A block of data
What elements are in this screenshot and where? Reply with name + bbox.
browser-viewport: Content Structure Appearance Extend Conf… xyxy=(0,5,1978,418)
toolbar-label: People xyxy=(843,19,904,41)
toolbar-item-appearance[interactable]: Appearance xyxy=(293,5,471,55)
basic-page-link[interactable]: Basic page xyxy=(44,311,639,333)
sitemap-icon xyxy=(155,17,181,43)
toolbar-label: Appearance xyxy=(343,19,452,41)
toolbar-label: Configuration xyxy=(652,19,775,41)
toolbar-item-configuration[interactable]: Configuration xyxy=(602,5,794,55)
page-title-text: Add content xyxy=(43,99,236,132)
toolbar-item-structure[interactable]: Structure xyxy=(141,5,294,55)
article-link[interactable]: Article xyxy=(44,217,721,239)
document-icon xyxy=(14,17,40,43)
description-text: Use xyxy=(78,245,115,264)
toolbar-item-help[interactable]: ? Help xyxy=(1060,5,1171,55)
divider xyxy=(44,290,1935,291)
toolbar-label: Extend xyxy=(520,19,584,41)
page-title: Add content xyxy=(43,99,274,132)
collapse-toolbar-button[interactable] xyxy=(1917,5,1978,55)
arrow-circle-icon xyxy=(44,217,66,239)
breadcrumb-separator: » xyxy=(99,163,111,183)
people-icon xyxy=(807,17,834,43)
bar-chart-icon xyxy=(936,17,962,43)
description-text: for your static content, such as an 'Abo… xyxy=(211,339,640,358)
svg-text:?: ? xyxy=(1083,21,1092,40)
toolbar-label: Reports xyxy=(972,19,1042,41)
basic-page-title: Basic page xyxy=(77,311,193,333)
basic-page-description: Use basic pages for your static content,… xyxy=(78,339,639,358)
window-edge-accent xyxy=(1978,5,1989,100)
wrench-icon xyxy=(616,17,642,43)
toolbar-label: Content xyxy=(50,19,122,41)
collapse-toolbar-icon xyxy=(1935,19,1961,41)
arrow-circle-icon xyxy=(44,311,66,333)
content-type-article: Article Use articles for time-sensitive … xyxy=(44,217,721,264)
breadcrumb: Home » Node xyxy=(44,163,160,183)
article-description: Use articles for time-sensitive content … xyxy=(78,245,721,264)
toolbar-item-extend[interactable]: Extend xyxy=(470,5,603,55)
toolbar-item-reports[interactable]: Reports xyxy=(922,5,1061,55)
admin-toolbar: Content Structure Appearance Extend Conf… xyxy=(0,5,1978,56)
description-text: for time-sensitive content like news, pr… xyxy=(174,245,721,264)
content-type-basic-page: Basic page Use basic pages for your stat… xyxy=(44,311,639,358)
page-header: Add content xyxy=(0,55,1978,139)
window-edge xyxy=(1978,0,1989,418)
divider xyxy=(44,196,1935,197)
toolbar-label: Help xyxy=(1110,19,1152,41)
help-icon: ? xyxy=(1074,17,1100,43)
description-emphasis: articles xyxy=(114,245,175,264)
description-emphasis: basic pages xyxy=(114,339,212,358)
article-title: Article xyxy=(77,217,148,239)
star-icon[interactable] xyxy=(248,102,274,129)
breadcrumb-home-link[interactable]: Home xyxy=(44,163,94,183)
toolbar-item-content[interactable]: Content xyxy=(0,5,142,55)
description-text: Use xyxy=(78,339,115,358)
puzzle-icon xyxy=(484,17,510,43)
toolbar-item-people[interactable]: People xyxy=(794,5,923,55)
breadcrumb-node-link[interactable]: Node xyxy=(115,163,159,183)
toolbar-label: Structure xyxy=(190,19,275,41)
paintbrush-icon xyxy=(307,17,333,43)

• **What is being asked**
Extract every line from the records above and reproduce each one unchanged, in the same order.

• **Task solution**
What elements are in this screenshot and where? Reply with name + bbox.
browser-viewport: Content Structure Appearance Extend Conf… xyxy=(0,5,1978,418)
toolbar-label: People xyxy=(843,19,904,41)
toolbar-item-appearance[interactable]: Appearance xyxy=(293,5,471,55)
basic-page-link[interactable]: Basic page xyxy=(44,311,639,333)
sitemap-icon xyxy=(155,17,181,43)
toolbar-label: Appearance xyxy=(343,19,452,41)
toolbar-label: Configuration xyxy=(652,19,775,41)
toolbar-item-configuration[interactable]: Configuration xyxy=(602,5,794,55)
page-title-text: Add content xyxy=(43,99,236,132)
toolbar-item-structure[interactable]: Structure xyxy=(141,5,294,55)
article-link[interactable]: Article xyxy=(44,217,721,239)
document-icon xyxy=(14,17,40,43)
description-text: Use xyxy=(78,245,115,264)
toolbar-item-help[interactable]: ? Help xyxy=(1060,5,1171,55)
divider xyxy=(44,290,1935,291)
toolbar-label: Extend xyxy=(520,19,584,41)
page-title: Add content xyxy=(43,99,274,132)
collapse-toolbar-button[interactable] xyxy=(1917,5,1978,55)
arrow-circle-icon xyxy=(44,217,66,239)
breadcrumb-separator: » xyxy=(99,163,111,183)
people-icon xyxy=(807,17,834,43)
bar-chart-icon xyxy=(936,17,962,43)
description-text: for your static content, such as an 'Abo… xyxy=(211,339,640,358)
svg-text:?: ? xyxy=(1083,21,1092,40)
toolbar-label: Reports xyxy=(972,19,1042,41)
basic-page-title: Basic page xyxy=(77,311,193,333)
basic-page-description: Use basic pages for your static content,… xyxy=(78,339,639,358)
window-edge-accent xyxy=(1978,5,1989,100)
wrench-icon xyxy=(616,17,642,43)
toolbar-label: Content xyxy=(50,19,122,41)
collapse-toolbar-icon xyxy=(1935,19,1961,41)
arrow-circle-icon xyxy=(44,311,66,333)
content-type-article: Article Use articles for time-sensitive … xyxy=(44,217,721,264)
breadcrumb: Home » Node xyxy=(44,163,160,183)
article-description: Use articles for time-sensitive content … xyxy=(78,245,721,264)
toolbar-item-extend[interactable]: Extend xyxy=(470,5,603,55)
toolbar-item-reports[interactable]: Reports xyxy=(922,5,1061,55)
admin-toolbar: Content Structure Appearance Extend Conf… xyxy=(0,5,1978,56)
description-text: for time-sensitive content like news, pr… xyxy=(174,245,721,264)
content-type-basic-page: Basic page Use basic pages for your stat… xyxy=(44,311,639,358)
page-header: Add content xyxy=(0,55,1978,139)
window-edge xyxy=(1978,0,1989,418)
divider xyxy=(44,196,1935,197)
toolbar-label: Help xyxy=(1110,19,1152,41)
help-icon: ? xyxy=(1074,17,1100,43)
description-emphasis: articles xyxy=(114,245,175,264)
description-emphasis: basic pages xyxy=(114,339,212,358)
article-title: Article xyxy=(77,217,148,239)
star-icon[interactable] xyxy=(248,102,274,129)
breadcrumb-home-link[interactable]: Home xyxy=(44,163,94,183)
toolbar-item-content[interactable]: Content xyxy=(0,5,142,55)
description-text: Use xyxy=(78,339,115,358)
puzzle-icon xyxy=(484,17,510,43)
toolbar-item-people[interactable]: People xyxy=(794,5,923,55)
breadcrumb-node-link[interactable]: Node xyxy=(115,163,159,183)
toolbar-label: Structure xyxy=(190,19,275,41)
paintbrush-icon xyxy=(307,17,333,43)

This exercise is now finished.